Exercise passage section start
This digital collection examines the work of John Bagford, a Londoner born in 1650.
Bagford began life as a shoemaker, but turned in the 1680s to dealing books and manuscripts secondhand, becoming what T. A. Birrell has described as a “library agent and a book runner.” He rescued scraps of waste and compiled them into large volumes to sell to wealthy patrons, found unusual books for clients, and saved fragments for his own large library. Bagford was indiscriminate in his collecting, gathering anything that might illuminate the past, which is in truth everything; and so his collections mushroomed with portfolios of old bindings and armorial stamps, printer’s marks and handwriting from around the world, entire scrapbooks largely devoted to samples of different kinds of paper: marbled, rice, white, colored, wallpaper, pasteboard. These albums were gathered in services of Bagford’s larger project: a complete history of the book, told through exemplary specimens of early text technologies.
One of John Bagford's albums now at the British Library is MS Harley 5927. It contains mostly English title pages and colophons from the sixteenth and seventeenth centuries. Here, you can browse a full facsimile of the album, as well as the individual fragments pasted into this album. Each fragment is linked to metadata identifying the title, author, stationers, date, and STC/Wing number if relevant. This metadata was produced by Penny Bee, Lauren Kim, and Whitney Trettien, building on Melvin Wolf's pioneering 1974 catalogue of Bagford's fragments. You can download this dataset on GitHub.
Exercise passage section end
* [Brief 1] In the passage on John Bagford, what trade did Bagford first work in?
* [Brief 2] List every kind of paper that the passage on John Bagford names as sampled in his scrapbooks.
The lines after this passage have nothing to do with it.
Given records section start
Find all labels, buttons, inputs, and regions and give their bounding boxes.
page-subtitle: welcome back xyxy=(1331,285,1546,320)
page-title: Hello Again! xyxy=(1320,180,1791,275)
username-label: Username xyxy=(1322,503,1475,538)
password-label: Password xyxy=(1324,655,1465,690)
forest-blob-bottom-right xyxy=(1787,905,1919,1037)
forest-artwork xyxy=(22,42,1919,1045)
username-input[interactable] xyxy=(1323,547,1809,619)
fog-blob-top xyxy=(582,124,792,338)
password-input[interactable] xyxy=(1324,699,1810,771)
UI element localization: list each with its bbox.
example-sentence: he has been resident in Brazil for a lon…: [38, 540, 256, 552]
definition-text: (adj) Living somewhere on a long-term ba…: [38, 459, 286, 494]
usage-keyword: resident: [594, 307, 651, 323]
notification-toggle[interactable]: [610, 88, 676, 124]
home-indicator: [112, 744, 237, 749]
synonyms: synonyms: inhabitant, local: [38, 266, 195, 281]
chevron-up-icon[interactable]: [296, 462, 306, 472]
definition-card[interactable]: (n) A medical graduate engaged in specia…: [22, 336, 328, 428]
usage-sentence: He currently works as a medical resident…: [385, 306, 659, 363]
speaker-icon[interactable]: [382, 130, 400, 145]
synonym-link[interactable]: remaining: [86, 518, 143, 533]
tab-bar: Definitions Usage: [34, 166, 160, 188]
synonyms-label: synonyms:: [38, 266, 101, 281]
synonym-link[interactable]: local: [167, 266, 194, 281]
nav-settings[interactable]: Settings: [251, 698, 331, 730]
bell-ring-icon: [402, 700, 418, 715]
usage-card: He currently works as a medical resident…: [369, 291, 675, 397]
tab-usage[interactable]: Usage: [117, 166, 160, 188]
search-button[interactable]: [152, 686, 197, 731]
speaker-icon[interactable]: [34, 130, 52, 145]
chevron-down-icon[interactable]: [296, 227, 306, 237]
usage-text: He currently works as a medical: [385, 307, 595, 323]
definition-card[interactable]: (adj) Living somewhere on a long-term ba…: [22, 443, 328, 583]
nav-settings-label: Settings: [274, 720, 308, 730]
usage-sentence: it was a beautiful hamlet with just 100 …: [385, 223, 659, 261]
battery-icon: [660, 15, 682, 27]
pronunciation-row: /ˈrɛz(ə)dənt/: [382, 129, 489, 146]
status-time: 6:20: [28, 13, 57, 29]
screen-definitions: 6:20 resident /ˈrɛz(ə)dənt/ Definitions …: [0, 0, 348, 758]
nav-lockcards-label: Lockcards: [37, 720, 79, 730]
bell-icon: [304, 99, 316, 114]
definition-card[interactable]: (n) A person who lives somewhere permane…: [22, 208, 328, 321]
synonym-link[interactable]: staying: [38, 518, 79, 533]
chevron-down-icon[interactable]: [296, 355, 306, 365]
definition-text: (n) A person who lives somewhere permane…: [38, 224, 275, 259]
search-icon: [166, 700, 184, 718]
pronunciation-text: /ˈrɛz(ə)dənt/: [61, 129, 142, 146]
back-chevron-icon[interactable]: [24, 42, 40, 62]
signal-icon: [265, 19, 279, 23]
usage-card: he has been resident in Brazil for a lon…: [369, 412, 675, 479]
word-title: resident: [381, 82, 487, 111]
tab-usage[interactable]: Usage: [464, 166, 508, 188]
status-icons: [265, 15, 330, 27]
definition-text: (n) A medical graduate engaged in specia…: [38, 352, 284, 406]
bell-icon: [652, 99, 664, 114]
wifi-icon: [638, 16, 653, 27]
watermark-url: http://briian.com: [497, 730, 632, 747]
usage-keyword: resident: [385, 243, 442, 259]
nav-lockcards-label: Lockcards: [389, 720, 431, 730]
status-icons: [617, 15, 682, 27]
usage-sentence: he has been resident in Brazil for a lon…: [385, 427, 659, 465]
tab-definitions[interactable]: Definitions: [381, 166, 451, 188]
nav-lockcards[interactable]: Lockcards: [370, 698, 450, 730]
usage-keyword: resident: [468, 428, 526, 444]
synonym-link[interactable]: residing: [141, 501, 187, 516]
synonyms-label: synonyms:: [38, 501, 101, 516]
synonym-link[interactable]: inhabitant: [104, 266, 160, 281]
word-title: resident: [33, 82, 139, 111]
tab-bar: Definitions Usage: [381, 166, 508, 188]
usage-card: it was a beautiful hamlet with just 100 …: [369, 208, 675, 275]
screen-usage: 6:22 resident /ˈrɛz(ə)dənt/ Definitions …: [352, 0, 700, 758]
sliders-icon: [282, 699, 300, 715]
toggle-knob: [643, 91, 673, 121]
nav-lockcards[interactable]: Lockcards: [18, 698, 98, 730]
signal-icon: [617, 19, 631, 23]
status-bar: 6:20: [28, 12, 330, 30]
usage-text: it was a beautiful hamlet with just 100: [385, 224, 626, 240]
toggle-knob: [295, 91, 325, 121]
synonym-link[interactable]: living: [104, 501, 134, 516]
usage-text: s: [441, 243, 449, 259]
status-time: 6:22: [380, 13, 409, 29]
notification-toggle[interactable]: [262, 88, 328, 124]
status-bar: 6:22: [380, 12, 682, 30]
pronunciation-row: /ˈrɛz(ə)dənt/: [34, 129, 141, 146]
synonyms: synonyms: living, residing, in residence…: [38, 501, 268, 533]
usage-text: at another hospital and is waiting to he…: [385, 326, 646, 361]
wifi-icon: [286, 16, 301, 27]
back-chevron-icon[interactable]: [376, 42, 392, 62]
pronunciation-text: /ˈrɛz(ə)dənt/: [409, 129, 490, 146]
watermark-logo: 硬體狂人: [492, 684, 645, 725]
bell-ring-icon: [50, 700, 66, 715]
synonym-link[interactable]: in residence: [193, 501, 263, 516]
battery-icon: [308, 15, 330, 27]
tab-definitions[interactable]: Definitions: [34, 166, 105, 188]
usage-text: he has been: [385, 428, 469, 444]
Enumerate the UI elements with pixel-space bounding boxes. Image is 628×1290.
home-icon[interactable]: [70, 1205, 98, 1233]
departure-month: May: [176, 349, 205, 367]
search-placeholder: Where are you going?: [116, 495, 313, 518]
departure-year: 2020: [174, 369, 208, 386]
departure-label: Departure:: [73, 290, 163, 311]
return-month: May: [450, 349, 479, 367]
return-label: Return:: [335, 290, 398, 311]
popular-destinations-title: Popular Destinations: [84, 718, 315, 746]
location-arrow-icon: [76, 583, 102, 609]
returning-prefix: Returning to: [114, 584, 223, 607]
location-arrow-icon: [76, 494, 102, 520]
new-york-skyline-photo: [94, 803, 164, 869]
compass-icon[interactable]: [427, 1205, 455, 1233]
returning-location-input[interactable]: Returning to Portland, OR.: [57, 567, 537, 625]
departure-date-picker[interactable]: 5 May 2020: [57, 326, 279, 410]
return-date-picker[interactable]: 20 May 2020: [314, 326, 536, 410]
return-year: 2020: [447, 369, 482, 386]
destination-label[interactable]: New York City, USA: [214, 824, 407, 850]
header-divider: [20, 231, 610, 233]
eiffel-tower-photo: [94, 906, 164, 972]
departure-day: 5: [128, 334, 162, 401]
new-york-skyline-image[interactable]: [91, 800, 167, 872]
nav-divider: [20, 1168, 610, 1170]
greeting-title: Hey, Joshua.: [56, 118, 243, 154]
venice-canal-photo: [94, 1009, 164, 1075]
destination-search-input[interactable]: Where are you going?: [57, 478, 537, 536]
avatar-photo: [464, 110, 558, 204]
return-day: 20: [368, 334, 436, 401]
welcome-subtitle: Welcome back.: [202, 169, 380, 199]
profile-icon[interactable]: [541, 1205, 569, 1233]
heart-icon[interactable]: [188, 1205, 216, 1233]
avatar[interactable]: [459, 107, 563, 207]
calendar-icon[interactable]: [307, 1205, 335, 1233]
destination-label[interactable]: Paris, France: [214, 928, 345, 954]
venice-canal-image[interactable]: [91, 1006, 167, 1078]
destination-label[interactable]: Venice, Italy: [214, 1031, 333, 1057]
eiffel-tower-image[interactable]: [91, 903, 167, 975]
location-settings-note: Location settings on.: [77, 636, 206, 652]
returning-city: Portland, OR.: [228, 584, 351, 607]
Given records section end
* [Response box 1] He was a shoemaker.

* [Response box 2] marbled, rice, white, colored, wallpaper, pasteboard